(Saved entries)
----

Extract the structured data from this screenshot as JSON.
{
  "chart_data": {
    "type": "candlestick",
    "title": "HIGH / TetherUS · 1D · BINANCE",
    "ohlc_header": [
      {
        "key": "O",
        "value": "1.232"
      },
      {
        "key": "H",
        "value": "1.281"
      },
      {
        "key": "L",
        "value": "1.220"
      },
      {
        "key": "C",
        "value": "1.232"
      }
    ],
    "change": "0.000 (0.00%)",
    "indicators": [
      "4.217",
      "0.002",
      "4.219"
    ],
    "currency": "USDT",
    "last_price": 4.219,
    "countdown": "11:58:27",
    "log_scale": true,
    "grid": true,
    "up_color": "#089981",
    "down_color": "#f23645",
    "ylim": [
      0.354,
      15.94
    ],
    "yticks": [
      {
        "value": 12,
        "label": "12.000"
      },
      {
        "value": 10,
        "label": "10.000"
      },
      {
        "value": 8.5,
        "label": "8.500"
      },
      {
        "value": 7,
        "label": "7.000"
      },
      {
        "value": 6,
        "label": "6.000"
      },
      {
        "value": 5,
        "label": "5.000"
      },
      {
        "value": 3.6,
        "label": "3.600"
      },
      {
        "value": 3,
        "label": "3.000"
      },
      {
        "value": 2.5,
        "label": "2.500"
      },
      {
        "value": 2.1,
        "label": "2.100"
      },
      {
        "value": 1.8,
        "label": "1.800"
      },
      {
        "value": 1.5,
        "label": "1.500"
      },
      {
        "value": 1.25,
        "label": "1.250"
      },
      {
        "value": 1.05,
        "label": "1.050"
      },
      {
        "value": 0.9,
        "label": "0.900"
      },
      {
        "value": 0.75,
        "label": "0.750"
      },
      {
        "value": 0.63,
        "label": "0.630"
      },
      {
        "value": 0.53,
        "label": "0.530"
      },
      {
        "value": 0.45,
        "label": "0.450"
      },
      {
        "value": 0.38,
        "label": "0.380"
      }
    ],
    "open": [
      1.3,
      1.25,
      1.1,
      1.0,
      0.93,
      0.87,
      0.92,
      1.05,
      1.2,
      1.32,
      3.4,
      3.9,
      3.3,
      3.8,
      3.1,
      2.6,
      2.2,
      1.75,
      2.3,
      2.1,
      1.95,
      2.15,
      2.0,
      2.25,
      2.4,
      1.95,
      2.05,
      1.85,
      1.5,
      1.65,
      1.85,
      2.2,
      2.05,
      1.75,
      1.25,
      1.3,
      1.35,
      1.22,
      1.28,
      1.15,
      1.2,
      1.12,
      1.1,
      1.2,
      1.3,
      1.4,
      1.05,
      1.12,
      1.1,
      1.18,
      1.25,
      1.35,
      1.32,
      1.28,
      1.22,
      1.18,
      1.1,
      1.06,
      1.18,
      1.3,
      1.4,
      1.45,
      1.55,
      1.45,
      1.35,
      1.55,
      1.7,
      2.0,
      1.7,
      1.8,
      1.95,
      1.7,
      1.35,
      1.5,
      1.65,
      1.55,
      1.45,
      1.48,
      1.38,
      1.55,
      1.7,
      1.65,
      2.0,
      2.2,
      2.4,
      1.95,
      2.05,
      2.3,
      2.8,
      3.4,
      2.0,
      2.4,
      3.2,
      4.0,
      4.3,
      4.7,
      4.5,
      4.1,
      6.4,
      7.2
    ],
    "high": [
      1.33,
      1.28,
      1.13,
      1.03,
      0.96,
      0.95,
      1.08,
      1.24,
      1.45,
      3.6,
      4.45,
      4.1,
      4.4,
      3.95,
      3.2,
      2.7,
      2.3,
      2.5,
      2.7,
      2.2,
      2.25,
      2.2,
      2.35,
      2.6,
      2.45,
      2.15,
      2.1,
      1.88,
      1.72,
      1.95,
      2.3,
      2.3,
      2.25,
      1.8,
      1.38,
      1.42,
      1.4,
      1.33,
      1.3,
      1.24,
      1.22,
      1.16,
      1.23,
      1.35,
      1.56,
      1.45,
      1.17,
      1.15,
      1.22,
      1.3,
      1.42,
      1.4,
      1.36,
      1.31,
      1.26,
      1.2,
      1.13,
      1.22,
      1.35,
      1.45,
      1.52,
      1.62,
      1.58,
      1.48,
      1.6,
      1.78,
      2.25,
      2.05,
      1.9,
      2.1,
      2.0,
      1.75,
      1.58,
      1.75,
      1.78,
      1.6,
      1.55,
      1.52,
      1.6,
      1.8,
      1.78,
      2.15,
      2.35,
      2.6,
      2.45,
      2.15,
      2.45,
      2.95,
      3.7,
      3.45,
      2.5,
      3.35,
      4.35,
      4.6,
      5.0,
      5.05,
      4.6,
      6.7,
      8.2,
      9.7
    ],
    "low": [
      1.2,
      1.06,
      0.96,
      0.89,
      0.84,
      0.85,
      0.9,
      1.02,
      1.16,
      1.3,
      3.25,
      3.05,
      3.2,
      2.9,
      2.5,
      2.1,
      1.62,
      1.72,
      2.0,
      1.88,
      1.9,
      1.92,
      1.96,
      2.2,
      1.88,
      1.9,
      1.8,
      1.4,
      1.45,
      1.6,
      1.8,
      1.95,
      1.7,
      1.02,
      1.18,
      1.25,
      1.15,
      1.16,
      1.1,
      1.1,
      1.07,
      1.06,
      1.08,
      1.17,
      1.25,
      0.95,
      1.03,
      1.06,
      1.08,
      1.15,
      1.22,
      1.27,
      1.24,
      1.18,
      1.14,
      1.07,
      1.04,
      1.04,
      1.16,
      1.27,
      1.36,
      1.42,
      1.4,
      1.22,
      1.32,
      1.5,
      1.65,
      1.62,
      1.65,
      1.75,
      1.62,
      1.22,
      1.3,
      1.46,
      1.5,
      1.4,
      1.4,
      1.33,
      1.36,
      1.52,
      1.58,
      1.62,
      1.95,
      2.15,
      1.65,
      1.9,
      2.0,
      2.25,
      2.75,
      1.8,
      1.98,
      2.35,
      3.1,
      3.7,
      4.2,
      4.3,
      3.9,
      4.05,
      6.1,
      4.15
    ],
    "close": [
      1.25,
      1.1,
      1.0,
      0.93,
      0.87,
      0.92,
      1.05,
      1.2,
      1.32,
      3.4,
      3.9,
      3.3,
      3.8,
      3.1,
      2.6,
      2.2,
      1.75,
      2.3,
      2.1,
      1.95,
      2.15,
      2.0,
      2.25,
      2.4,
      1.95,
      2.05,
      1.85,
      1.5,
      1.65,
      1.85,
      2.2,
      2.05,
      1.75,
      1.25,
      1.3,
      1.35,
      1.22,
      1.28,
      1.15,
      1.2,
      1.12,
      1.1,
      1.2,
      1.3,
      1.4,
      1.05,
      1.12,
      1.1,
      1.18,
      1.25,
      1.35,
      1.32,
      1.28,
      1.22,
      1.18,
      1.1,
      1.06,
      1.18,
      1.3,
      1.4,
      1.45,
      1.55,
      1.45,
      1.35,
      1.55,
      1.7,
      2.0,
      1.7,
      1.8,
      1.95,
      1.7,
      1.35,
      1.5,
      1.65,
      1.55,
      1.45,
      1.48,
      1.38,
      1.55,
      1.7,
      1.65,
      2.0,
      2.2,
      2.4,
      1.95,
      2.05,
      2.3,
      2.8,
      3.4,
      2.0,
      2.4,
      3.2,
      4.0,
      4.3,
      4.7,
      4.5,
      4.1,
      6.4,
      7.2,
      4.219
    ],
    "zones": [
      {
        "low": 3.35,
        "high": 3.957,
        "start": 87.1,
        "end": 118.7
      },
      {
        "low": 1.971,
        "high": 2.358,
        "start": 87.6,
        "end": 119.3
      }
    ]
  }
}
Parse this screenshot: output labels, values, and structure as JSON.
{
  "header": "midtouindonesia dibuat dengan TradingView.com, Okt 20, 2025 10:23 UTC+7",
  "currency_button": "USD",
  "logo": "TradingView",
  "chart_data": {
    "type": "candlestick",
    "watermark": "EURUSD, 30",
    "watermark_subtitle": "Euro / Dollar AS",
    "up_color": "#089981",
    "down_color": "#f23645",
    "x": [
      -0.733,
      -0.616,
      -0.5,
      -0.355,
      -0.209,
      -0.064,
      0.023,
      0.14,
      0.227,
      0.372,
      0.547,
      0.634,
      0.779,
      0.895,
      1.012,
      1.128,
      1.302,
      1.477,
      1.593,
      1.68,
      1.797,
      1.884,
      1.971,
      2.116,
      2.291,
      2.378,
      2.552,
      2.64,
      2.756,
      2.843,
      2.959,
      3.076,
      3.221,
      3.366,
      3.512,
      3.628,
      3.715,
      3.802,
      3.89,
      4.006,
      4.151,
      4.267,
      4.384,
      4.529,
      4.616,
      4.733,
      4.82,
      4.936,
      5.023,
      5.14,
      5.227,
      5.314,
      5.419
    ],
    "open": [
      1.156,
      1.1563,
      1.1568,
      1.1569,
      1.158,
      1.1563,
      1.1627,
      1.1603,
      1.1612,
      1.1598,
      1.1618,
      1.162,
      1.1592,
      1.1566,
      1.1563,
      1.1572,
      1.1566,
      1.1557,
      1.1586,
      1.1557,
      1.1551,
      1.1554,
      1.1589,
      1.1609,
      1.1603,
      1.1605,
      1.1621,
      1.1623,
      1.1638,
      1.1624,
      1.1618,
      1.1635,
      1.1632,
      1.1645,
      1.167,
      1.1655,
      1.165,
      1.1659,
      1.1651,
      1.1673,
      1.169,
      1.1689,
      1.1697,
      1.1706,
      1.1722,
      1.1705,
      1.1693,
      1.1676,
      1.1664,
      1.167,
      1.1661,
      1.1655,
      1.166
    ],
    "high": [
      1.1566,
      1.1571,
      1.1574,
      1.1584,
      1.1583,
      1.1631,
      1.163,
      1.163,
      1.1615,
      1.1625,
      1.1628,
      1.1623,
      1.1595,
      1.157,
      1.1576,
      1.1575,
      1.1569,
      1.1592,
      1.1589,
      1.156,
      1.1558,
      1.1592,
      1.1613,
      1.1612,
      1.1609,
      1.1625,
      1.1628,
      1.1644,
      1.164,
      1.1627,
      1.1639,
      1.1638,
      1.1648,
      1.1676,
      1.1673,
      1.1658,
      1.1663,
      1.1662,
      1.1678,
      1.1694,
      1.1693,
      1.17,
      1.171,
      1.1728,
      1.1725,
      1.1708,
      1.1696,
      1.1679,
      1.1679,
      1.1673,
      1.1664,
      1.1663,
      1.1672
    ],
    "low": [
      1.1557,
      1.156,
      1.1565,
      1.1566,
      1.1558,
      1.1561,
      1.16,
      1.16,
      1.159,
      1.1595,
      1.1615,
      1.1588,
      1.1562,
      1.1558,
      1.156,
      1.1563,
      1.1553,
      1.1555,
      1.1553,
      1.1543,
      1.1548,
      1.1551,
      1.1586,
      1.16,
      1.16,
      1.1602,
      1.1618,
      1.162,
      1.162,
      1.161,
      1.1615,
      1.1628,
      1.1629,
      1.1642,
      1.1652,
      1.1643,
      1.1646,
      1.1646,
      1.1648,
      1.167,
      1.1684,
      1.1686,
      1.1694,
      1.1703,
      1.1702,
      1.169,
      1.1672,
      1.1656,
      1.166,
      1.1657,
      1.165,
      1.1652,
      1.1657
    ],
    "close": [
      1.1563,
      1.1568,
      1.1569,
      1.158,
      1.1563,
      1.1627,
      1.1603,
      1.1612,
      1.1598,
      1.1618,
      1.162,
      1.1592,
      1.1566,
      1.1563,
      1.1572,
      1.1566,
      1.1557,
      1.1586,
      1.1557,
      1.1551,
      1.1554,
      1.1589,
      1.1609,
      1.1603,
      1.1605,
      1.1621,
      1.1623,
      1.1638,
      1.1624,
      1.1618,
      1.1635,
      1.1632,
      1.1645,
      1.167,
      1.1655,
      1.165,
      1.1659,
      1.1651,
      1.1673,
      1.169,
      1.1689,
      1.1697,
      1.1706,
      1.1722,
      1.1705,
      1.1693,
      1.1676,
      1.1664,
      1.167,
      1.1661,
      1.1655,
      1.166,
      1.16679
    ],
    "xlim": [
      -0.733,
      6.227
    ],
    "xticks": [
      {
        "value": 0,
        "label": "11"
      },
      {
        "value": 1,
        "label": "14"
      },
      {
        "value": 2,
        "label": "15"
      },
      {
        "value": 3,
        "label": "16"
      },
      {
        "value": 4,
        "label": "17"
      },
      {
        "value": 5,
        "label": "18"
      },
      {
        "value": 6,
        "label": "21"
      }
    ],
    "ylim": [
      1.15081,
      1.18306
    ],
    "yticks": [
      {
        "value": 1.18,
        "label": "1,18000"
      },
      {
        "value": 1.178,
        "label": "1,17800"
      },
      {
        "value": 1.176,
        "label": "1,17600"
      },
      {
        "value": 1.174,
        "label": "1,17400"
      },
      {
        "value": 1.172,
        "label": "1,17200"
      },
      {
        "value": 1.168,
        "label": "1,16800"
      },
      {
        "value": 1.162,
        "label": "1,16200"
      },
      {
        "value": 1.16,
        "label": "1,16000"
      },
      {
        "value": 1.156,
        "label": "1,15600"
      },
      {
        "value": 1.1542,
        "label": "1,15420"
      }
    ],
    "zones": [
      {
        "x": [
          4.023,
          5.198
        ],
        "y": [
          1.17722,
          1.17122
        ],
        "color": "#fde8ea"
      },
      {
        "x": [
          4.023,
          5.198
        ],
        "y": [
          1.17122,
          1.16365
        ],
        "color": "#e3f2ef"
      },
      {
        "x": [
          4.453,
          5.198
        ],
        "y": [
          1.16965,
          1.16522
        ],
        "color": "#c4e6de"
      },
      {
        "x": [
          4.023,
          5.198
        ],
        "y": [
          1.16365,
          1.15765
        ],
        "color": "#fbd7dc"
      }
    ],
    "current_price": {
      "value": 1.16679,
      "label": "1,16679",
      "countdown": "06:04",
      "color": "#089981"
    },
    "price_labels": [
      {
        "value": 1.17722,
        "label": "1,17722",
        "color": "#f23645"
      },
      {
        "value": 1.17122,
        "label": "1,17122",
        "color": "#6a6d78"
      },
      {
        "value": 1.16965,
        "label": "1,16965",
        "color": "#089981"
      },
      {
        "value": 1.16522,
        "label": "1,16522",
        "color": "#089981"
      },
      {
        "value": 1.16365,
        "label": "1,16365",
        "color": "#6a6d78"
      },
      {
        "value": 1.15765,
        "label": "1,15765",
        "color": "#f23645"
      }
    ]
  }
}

----

To be done
Copy each line containing the word "JSON" from the data.

Expected answer
Extract the structured data from this screenshot as JSON.
Parse this screenshot: output labels, values, and structure as JSON.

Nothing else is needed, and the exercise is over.